━━ Record excerpts ━━
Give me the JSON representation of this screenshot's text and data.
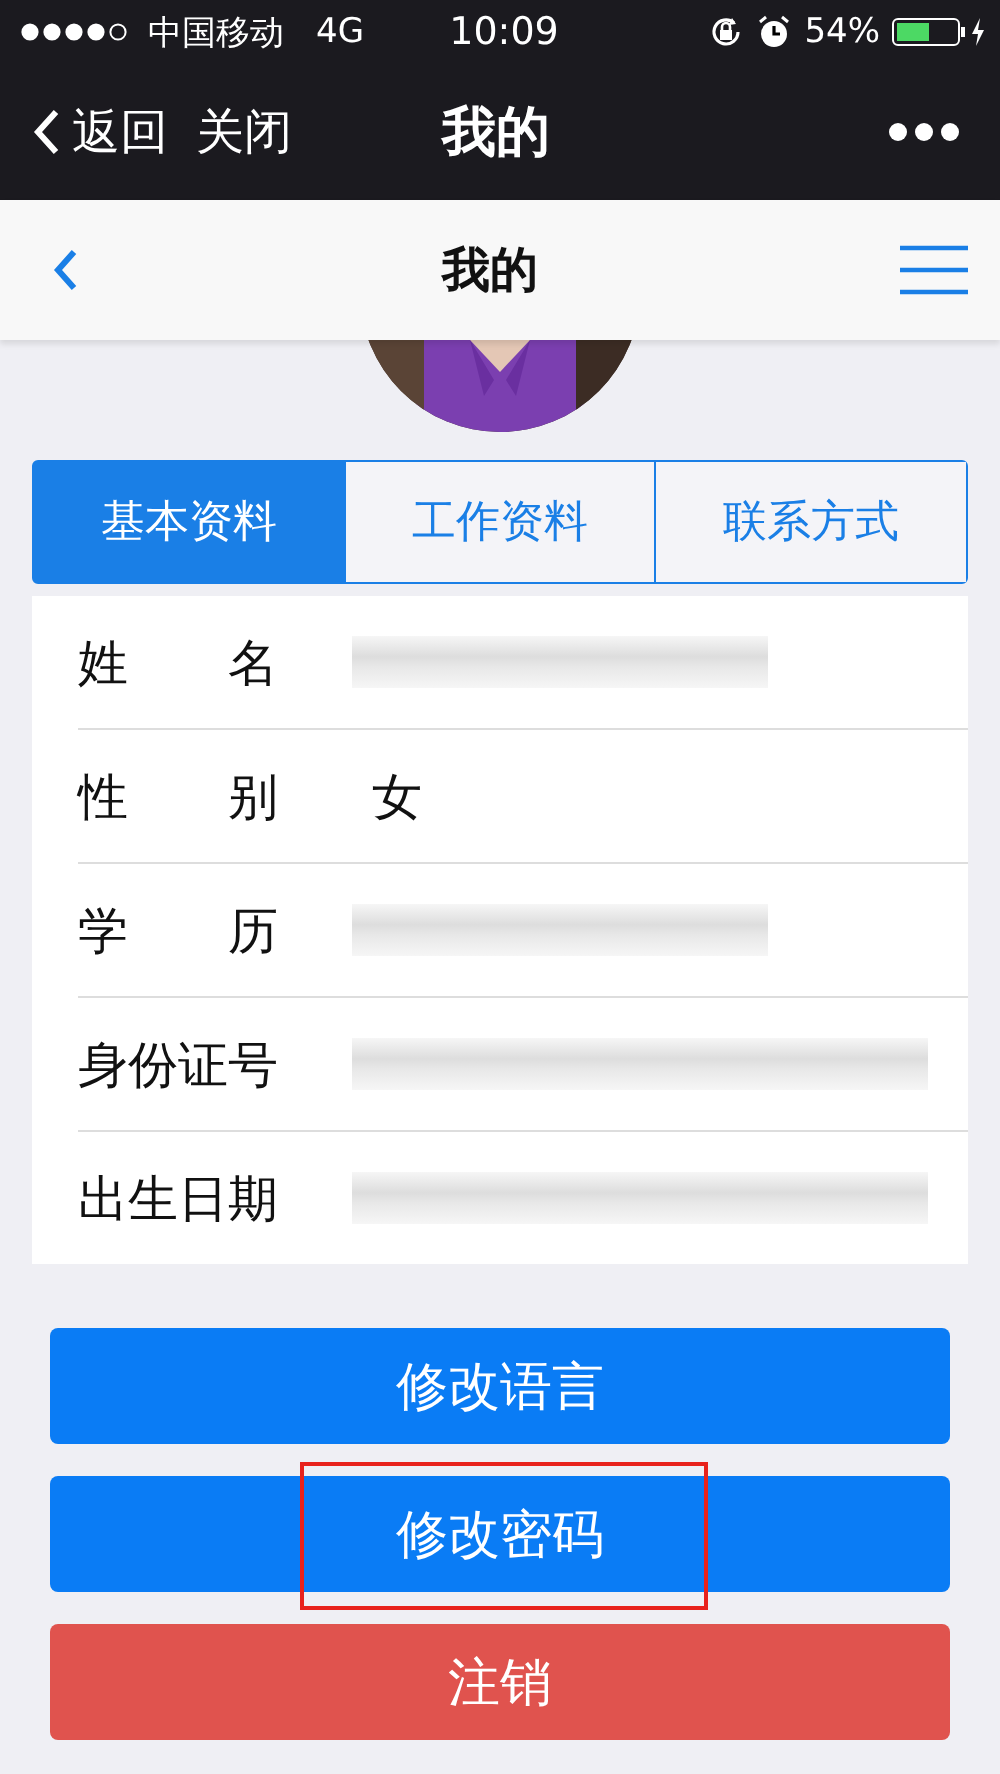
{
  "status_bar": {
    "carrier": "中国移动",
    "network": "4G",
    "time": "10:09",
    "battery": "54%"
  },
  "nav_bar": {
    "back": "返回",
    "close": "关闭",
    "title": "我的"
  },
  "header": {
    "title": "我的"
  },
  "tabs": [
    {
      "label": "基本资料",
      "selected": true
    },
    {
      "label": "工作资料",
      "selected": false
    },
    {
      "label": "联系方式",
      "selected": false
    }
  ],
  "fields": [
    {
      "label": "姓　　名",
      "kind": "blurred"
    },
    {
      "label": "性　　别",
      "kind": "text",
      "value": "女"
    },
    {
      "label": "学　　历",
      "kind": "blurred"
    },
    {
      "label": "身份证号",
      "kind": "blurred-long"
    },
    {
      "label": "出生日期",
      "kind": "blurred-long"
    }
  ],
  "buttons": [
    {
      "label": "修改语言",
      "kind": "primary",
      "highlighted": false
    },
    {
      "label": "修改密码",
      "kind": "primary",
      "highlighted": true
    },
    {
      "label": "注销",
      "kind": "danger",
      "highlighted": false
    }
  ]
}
━━━
━━ Record excerpts ━━
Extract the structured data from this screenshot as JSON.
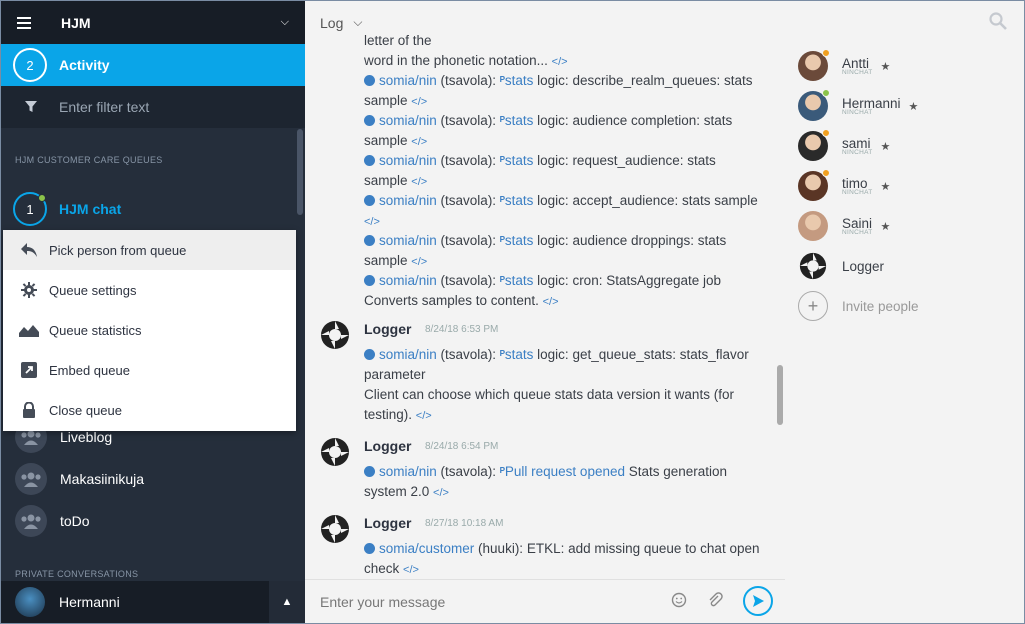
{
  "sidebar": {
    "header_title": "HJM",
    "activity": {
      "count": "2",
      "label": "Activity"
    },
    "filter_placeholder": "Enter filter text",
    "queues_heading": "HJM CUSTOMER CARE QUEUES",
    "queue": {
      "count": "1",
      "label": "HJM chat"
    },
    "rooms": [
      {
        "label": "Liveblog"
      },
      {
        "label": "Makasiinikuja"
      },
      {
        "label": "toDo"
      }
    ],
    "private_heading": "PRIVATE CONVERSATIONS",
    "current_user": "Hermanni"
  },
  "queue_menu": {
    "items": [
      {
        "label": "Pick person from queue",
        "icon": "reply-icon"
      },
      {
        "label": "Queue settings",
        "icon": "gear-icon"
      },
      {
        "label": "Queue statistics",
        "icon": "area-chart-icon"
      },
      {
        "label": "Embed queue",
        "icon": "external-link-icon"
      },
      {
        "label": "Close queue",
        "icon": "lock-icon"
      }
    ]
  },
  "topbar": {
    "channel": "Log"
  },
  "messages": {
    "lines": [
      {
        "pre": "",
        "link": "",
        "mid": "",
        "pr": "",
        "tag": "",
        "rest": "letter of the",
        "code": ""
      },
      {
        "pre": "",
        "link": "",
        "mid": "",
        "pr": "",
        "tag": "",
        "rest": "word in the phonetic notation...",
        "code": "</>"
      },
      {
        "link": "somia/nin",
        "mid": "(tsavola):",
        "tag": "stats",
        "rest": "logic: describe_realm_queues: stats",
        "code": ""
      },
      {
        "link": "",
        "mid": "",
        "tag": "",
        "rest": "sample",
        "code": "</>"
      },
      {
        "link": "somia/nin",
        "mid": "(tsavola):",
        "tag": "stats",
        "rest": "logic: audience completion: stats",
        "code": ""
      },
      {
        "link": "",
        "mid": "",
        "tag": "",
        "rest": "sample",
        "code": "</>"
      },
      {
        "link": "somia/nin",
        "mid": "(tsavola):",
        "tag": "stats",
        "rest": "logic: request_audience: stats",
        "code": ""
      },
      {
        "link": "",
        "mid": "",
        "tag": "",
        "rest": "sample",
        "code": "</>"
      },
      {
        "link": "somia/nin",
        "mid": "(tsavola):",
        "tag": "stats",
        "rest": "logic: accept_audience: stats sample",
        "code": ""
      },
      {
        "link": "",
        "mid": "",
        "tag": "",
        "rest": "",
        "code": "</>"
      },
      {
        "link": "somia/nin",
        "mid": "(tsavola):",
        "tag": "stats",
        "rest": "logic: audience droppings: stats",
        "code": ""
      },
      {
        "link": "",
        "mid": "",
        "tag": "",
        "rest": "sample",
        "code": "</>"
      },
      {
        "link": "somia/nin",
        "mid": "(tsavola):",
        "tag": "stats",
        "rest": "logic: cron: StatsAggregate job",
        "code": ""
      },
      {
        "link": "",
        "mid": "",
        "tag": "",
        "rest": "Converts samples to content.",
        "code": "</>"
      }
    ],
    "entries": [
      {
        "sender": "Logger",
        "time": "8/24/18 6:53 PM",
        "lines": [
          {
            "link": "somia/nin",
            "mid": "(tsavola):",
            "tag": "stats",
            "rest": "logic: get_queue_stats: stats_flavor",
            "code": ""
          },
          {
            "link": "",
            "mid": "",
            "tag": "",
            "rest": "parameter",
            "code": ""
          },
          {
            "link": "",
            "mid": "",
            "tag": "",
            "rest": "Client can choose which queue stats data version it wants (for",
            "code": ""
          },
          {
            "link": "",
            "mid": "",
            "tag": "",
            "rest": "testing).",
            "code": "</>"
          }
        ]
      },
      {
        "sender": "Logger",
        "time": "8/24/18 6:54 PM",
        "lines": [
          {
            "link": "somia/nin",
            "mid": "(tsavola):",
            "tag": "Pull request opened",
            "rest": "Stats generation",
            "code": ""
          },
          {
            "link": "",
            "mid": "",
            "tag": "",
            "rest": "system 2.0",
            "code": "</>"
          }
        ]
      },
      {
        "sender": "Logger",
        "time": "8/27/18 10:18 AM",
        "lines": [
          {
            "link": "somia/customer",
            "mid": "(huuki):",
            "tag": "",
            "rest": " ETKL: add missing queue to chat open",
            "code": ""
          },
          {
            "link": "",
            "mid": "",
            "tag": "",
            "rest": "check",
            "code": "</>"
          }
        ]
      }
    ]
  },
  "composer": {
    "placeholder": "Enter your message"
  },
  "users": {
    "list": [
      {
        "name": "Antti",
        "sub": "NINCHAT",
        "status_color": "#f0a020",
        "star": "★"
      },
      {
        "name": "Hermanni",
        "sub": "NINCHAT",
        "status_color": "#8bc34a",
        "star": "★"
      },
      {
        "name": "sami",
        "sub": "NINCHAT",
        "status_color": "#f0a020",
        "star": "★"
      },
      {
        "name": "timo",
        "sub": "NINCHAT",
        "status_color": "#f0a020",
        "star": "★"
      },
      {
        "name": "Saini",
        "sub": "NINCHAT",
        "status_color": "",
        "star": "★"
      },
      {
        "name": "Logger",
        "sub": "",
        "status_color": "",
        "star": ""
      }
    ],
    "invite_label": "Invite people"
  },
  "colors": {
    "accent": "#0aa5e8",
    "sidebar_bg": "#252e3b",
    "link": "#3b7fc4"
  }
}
━━━
▶ _Task to complete_:
Report the number of lines in the entries above that include the string "logic". Give nothing but the number.

▶ _Result for this task_:
7